-------- Data in this exercise

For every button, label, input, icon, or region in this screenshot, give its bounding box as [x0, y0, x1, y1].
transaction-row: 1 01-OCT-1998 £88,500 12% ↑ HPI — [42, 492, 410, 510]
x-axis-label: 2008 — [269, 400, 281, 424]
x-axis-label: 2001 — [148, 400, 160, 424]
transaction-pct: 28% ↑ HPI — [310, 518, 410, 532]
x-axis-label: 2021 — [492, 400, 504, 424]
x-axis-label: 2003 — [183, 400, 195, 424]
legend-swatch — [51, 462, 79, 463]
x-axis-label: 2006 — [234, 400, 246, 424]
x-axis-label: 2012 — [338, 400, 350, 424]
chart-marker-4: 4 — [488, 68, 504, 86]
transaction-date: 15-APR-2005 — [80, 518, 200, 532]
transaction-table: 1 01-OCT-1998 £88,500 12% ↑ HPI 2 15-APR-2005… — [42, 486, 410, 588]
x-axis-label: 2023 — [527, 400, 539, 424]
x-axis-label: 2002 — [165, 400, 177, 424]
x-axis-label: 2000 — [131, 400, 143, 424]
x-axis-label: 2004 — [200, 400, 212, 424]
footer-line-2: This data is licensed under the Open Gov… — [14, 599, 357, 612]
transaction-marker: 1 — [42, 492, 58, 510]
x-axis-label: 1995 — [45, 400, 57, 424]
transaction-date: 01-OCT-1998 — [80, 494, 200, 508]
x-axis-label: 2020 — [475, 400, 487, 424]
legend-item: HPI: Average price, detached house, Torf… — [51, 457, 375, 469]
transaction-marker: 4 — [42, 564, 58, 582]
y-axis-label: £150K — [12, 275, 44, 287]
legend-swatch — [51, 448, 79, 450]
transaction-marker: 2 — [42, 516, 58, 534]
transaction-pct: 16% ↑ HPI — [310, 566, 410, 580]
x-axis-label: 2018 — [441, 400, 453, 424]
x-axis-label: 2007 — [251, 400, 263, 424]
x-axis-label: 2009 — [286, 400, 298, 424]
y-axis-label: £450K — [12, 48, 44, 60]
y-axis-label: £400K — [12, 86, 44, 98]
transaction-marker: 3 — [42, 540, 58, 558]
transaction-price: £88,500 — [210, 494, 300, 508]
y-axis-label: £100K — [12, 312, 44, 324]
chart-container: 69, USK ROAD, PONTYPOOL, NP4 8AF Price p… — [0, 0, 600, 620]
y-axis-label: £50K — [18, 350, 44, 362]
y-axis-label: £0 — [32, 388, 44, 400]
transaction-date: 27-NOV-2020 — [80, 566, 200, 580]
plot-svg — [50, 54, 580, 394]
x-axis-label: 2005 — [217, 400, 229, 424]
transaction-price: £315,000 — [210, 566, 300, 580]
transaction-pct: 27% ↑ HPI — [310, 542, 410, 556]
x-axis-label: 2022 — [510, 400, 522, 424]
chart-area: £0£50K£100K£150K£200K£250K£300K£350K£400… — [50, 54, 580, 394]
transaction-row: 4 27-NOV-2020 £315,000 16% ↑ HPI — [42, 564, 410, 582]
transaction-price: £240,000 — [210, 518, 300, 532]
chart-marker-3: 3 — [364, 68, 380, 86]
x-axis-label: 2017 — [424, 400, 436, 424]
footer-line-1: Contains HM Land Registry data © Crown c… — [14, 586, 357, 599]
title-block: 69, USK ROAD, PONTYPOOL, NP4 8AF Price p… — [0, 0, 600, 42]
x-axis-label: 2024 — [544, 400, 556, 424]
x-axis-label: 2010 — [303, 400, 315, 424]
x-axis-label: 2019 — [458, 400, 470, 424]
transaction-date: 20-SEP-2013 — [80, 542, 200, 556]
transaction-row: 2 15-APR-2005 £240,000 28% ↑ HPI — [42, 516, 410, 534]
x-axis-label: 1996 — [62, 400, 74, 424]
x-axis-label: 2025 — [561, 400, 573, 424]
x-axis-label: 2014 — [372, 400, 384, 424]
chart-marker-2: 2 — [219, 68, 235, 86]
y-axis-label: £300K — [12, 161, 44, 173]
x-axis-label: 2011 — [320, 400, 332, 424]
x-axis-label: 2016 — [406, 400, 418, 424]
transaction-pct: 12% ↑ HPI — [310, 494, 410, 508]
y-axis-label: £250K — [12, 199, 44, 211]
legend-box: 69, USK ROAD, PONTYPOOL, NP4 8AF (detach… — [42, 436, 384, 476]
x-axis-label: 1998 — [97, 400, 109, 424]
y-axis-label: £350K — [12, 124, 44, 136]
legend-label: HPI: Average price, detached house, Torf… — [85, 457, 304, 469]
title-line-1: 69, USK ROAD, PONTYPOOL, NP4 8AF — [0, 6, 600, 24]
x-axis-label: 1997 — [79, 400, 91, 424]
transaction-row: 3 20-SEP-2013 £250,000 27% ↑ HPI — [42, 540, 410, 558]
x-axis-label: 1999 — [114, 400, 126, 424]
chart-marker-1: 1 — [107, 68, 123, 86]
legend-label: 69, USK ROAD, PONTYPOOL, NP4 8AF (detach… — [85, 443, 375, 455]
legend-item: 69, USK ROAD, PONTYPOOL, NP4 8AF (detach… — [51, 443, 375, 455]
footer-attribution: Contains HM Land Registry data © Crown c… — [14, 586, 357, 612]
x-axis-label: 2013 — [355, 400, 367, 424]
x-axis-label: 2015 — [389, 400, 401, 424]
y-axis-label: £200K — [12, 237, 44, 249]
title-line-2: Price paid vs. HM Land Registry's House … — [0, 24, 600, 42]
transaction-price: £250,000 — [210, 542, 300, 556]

----------------
-------- Data in this exercise

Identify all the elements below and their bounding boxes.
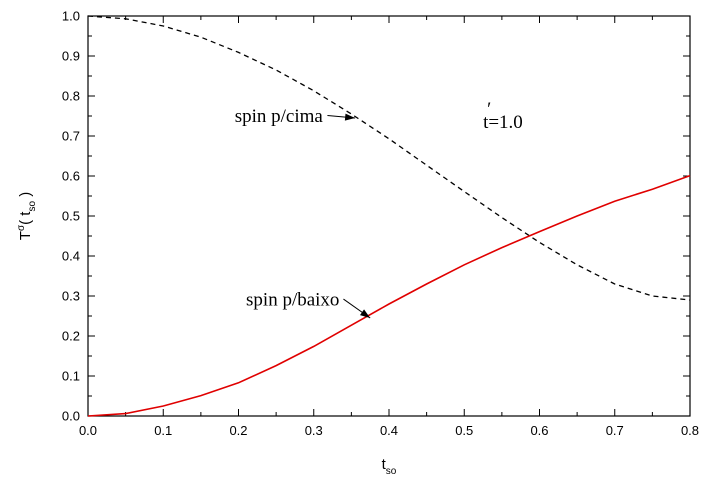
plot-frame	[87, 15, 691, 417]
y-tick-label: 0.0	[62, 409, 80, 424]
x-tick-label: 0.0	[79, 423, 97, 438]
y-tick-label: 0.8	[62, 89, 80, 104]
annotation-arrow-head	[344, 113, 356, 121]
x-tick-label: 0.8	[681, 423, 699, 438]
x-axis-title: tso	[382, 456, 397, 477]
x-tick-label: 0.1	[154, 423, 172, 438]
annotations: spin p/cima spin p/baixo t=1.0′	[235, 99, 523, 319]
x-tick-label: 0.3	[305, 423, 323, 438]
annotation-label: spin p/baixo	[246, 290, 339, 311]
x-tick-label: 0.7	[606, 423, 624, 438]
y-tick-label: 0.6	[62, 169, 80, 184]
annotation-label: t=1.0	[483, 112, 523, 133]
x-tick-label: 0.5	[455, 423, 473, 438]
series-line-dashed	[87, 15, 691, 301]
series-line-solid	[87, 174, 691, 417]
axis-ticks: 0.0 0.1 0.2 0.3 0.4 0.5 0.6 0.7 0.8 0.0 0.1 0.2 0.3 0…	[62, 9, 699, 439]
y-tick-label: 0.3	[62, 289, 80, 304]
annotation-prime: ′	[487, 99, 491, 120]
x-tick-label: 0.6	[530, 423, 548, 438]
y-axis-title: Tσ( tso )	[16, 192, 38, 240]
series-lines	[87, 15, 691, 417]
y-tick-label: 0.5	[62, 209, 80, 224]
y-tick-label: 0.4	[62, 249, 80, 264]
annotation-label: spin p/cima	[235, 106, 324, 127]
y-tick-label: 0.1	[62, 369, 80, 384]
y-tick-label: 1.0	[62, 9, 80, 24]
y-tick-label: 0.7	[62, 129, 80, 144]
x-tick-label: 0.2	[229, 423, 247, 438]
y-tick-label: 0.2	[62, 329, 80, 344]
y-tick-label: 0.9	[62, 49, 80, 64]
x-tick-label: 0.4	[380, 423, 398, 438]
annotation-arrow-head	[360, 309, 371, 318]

----------------

Task details: Copy out the entries above exactly, from the line with "For every button, label, input, icon, or" to the line with "x-axis-label: 2006 — [234, 400, 246, 424]", including both of those lines.

Result:
For every button, label, input, icon, or region in this screenshot, give its bounding box as [x0, y0, x1, y1].
transaction-row: 1 01-OCT-1998 £88,500 12% ↑ HPI — [42, 492, 410, 510]
x-axis-label: 2008 — [269, 400, 281, 424]
x-axis-label: 2001 — [148, 400, 160, 424]
transaction-pct: 28% ↑ HPI — [310, 518, 410, 532]
x-axis-label: 2021 — [492, 400, 504, 424]
x-axis-label: 2003 — [183, 400, 195, 424]
legend-swatch — [51, 462, 79, 463]
x-axis-label: 2006 — [234, 400, 246, 424]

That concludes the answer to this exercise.